> _Task goal_:
Retype all material exactly. Pictures stay out of the copy.

(Data entries for graphics)
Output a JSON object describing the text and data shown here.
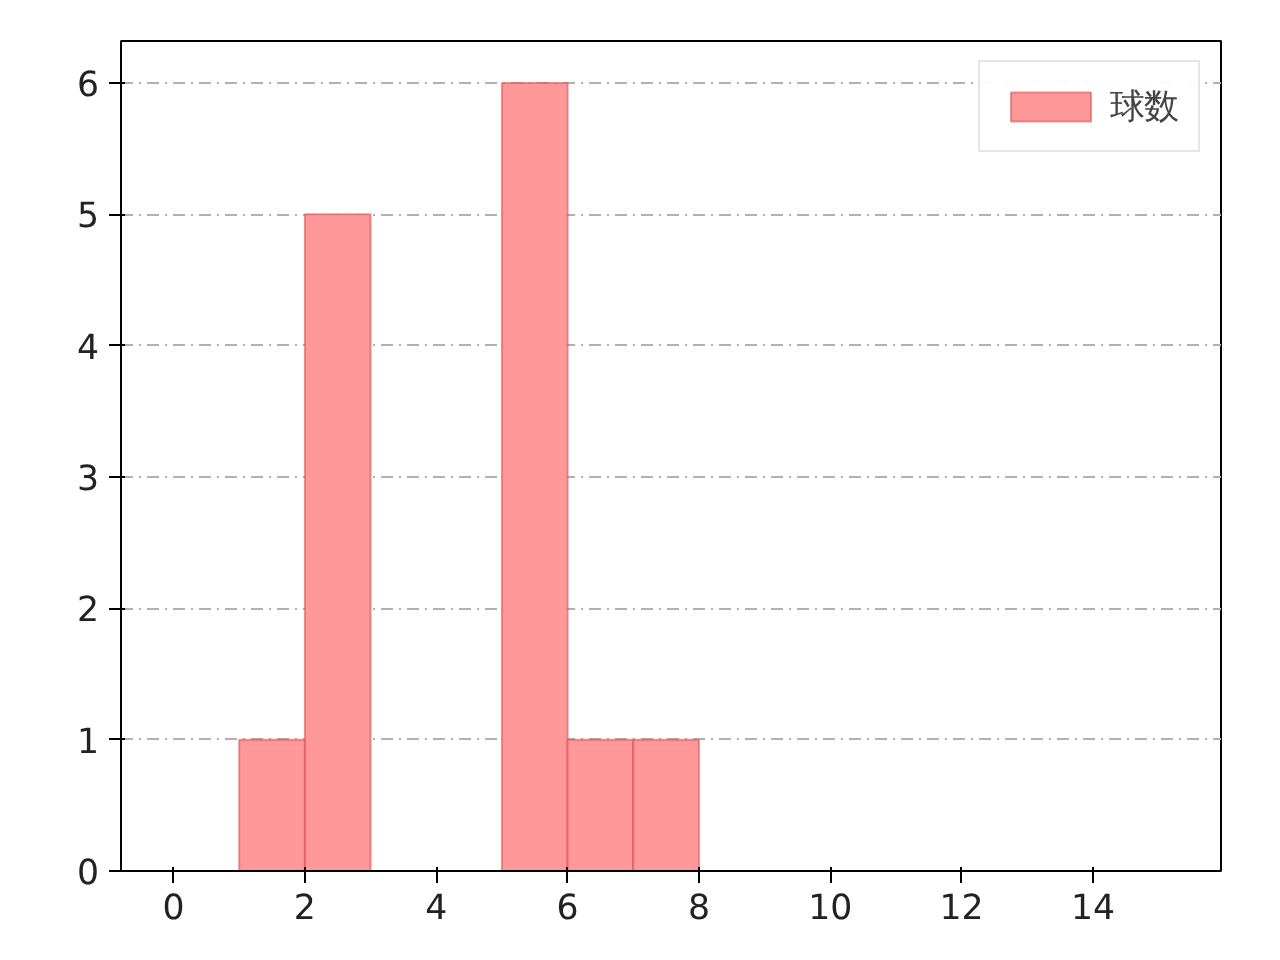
{
  "chart_data": {
    "type": "histogram",
    "bins": [
      1,
      2,
      3,
      4,
      5,
      6,
      7,
      8
    ],
    "series": [
      {
        "name": "球数",
        "color": "#ff9999",
        "values": [
          1,
          5,
          0,
          0,
          6,
          1,
          1
        ]
      }
    ],
    "xlim": [
      -0.8,
      15.95
    ],
    "xticks": [
      0,
      2,
      4,
      6,
      8,
      10,
      12,
      14
    ],
    "ylim": [
      0,
      6.32
    ],
    "yticks": [
      0,
      1,
      2,
      3,
      4,
      5,
      6
    ],
    "grid": "y",
    "legend": "top right"
  }
}
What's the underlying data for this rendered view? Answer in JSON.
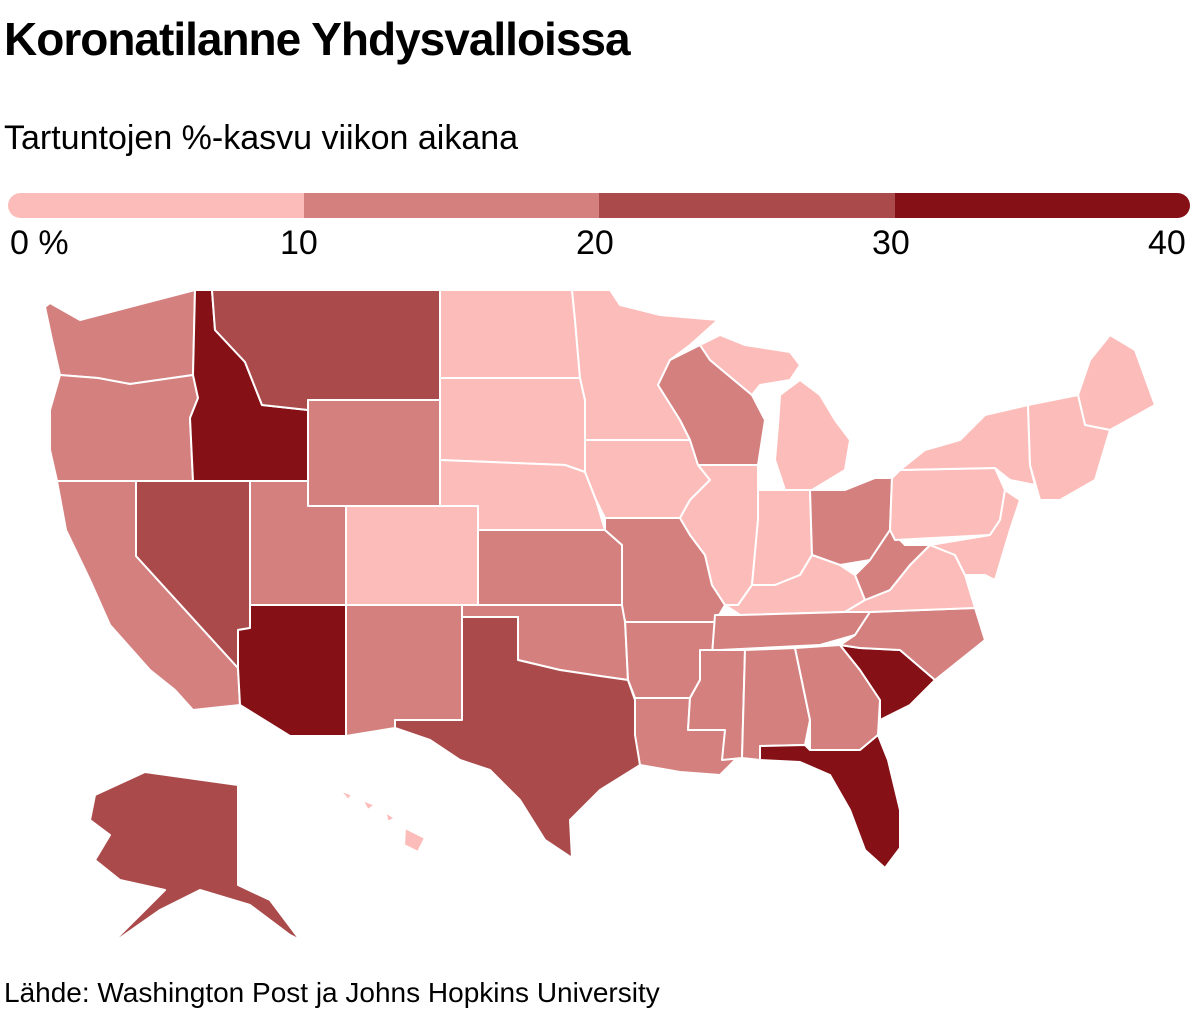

> _Answer to the problem_:
Output a JSON object describing the text and data shown here.
{
  "chart_data": {
    "type": "histogram",
    "bins": [
      1,
      2,
      3,
      4,
      5,
      6,
      7,
      8
    ],
    "series": [
      {
        "name": "球数",
        "color": "#ff9999",
        "values": [
          1,
          5,
          0,
          0,
          6,
          1,
          1
        ]
      }
    ],
    "xlim": [
      -0.8,
      15.95
    ],
    "xticks": [
      0,
      2,
      4,
      6,
      8,
      10,
      12,
      14
    ],
    "ylim": [
      0,
      6.32
    ],
    "yticks": [
      0,
      1,
      2,
      3,
      4,
      5,
      6
    ],
    "grid": "y",
    "legend": "top right"
  }
}
What's the underlying data for this rendered view? Answer in JSON.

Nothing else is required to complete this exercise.